» DIRECTIONS: Count lines holding the string "SPALDING" in the data that follows. Reply with one number only.
* Start GIVEN INFORMATION *
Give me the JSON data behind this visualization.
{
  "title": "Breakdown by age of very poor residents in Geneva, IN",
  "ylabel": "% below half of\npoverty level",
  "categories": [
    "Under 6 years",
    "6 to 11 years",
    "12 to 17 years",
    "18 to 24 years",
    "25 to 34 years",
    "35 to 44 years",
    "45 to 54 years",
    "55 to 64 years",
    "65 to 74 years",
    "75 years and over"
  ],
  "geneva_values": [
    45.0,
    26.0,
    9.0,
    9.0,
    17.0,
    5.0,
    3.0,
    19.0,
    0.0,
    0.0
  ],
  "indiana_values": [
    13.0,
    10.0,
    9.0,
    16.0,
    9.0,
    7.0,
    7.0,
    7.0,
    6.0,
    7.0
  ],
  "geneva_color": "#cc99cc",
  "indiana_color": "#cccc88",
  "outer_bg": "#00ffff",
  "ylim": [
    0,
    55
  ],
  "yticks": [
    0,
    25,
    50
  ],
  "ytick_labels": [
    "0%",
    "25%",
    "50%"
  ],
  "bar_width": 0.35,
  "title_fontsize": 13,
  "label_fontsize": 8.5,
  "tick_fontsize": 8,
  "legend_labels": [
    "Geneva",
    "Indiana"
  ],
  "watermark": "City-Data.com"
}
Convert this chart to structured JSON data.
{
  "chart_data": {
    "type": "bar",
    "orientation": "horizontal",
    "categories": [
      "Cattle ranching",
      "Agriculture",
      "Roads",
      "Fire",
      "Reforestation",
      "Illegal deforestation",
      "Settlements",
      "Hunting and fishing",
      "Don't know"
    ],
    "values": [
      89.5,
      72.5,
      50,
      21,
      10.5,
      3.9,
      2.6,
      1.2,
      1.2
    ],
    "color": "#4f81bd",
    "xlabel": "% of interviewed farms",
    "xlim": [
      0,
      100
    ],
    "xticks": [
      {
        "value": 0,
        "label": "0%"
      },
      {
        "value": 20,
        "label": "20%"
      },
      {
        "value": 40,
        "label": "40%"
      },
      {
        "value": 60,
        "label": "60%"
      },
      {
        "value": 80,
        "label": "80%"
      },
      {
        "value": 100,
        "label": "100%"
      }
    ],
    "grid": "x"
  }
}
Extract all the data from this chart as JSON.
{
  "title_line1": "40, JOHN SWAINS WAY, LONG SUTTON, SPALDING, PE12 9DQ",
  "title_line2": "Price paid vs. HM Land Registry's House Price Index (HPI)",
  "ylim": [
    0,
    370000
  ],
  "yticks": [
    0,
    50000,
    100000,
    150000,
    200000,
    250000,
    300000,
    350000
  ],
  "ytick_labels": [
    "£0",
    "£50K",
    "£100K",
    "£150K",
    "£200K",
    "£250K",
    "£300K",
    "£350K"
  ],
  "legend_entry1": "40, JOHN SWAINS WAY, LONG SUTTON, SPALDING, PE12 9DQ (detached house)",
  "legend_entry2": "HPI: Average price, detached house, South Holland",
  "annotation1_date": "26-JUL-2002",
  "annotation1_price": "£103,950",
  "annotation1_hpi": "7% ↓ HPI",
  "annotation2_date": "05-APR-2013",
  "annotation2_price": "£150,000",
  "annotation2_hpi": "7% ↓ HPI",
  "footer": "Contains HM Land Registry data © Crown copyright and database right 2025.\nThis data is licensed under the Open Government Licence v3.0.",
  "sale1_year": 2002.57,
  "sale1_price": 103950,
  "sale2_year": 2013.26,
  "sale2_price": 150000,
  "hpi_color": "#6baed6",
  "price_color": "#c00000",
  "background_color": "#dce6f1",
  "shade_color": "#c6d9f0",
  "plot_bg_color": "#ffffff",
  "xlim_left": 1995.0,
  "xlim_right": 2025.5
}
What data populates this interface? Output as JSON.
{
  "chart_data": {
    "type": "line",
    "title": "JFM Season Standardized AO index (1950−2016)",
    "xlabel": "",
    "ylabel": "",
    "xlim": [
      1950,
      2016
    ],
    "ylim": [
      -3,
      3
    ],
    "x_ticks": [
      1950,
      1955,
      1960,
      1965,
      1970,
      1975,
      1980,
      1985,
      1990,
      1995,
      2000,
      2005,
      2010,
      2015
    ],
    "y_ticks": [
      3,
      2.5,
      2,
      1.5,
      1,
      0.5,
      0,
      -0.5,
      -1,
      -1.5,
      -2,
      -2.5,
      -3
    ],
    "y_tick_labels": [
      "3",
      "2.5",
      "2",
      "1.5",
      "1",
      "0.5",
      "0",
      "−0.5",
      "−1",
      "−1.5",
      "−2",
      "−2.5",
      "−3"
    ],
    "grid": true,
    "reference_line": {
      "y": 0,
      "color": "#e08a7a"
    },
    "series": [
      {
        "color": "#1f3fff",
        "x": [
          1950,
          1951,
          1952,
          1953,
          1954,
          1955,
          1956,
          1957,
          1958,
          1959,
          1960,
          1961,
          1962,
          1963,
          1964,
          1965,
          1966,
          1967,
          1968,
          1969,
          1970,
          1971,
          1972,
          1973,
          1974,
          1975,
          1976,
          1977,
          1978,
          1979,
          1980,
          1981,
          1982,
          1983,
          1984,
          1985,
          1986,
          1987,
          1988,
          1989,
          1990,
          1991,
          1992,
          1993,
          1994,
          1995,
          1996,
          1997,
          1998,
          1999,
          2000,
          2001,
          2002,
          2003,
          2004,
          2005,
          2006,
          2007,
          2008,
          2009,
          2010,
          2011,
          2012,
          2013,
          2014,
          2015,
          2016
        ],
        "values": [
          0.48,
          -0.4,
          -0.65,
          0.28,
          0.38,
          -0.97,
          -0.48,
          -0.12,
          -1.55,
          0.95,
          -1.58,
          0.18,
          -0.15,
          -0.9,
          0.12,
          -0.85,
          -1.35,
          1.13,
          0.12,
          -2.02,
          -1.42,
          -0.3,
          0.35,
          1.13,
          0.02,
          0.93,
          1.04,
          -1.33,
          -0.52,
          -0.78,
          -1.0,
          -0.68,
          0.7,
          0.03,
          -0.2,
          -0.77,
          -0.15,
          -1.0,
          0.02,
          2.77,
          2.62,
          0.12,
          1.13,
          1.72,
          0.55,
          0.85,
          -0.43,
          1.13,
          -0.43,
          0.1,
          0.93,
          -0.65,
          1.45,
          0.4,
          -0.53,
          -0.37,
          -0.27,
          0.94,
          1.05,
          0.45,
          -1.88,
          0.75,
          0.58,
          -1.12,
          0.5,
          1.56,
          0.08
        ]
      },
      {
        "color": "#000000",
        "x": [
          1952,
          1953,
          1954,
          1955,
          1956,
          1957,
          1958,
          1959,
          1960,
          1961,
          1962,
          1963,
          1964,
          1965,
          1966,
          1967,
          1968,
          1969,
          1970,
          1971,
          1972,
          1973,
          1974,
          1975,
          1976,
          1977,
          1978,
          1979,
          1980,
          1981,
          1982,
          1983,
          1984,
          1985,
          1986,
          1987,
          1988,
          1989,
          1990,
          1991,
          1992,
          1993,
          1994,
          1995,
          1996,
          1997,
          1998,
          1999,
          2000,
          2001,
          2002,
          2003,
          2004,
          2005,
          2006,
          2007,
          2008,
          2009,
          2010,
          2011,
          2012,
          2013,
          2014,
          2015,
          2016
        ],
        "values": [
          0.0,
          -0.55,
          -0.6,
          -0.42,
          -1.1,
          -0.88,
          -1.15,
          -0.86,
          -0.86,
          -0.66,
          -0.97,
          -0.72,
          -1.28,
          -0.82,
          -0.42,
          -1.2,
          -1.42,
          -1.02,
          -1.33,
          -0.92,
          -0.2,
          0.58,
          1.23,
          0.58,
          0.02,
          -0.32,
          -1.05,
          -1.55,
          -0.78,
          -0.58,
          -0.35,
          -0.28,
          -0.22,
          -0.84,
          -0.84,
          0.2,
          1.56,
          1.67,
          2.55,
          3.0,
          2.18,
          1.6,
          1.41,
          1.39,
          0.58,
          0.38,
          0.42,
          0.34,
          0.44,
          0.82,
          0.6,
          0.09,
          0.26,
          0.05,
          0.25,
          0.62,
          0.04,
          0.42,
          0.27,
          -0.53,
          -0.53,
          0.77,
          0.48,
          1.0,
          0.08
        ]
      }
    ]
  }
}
* End GIVEN INFORMATION *
» SOLUTION FOR THIS TASK: 2